Write out the listing below again, precisely as it is given.

(Dataset entries)
-----
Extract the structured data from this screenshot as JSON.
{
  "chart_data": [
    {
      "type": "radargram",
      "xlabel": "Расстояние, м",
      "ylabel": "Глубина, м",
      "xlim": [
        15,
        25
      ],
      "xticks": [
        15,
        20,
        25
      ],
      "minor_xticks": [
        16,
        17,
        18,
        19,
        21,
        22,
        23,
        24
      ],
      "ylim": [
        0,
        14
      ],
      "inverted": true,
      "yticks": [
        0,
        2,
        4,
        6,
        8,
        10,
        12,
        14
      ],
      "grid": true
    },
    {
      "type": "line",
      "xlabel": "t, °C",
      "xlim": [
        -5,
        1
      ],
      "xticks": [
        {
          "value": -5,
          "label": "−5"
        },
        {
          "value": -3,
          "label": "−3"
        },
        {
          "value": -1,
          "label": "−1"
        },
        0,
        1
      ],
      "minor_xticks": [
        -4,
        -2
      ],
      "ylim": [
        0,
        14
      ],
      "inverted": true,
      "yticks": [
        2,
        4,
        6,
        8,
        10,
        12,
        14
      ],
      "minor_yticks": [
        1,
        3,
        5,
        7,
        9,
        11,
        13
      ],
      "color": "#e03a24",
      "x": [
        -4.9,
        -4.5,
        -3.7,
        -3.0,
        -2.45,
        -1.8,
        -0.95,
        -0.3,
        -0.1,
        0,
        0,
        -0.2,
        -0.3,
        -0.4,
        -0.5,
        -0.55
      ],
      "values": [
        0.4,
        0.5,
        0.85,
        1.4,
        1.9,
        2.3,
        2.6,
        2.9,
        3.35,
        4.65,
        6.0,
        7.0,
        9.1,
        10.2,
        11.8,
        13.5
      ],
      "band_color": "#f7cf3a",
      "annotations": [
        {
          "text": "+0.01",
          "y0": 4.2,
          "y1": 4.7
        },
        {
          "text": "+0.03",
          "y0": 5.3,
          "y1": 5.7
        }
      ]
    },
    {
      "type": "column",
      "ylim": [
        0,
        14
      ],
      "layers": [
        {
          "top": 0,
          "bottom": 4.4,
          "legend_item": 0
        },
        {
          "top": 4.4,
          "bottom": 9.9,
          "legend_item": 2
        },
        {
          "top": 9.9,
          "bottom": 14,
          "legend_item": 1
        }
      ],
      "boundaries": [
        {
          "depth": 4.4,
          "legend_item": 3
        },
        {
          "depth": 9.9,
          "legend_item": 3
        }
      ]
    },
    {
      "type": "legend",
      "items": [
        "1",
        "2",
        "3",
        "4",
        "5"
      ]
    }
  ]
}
-----
- _Solved problem_:
Extract the structured data from this screenshot as JSON.
{
  "chart_data": [
    {
      "type": "radargram",
      "xlabel": "Расстояние, м",
      "ylabel": "Глубина, м",
      "xlim": [
        15,
        25
      ],
      "xticks": [
        15,
        20,
        25
      ],
      "minor_xticks": [
        16,
        17,
        18,
        19,
        21,
        22,
        23,
        24
      ],
      "ylim": [
        0,
        14
      ],
      "inverted": true,
      "yticks": [
        0,
        2,
        4,
        6,
        8,
        10,
        12,
        14
      ],
      "grid": true
    },
    {
      "type": "line",
      "xlabel": "t, °C",
      "xlim": [
        -5,
        1
      ],
      "xticks": [
        {
          "value": -5,
          "label": "−5"
        },
        {
          "value": -3,
          "label": "−3"
        },
        {
          "value": -1,
          "label": "−1"
        },
        0,
        1
      ],
      "minor_xticks": [
        -4,
        -2
      ],
      "ylim": [
        0,
        14
      ],
      "inverted": true,
      "yticks": [
        2,
        4,
        6,
        8,
        10,
        12,
        14
      ],
      "minor_yticks": [
        1,
        3,
        5,
        7,
        9,
        11,
        13
      ],
      "color": "#e03a24",
      "x": [
        -4.9,
        -4.5,
        -3.7,
        -3.0,
        -2.45,
        -1.8,
        -0.95,
        -0.3,
        -0.1,
        0,
        0,
        -0.2,
        -0.3,
        -0.4,
        -0.5,
        -0.55
      ],
      "values": [
        0.4,
        0.5,
        0.85,
        1.4,
        1.9,
        2.3,
        2.6,
        2.9,
        3.35,
        4.65,
        6.0,
        7.0,
        9.1,
        10.2,
        11.8,
        13.5
      ],
      "band_color": "#f7cf3a",
      "annotations": [
        {
          "text": "+0.01",
          "y0": 4.2,
          "y1": 4.7
        },
        {
          "text": "+0.03",
          "y0": 5.3,
          "y1": 5.7
        }
      ]
    },
    {
      "type": "column",
      "ylim": [
        0,
        14
      ],
      "layers": [
        {
          "top": 0,
          "bottom": 4.4,
          "legend_item": 0
        },
        {
          "top": 4.4,
          "bottom": 9.9,
          "legend_item": 2
        },
        {
          "top": 9.9,
          "bottom": 14,
          "legend_item": 1
        }
      ],
      "boundaries": [
        {
          "depth": 4.4,
          "legend_item": 3
        },
        {
          "depth": 9.9,
          "legend_item": 3
        }
      ]
    },
    {
      "type": "legend",
      "items": [
        "1",
        "2",
        "3",
        "4",
        "5"
      ]
    }
  ]
}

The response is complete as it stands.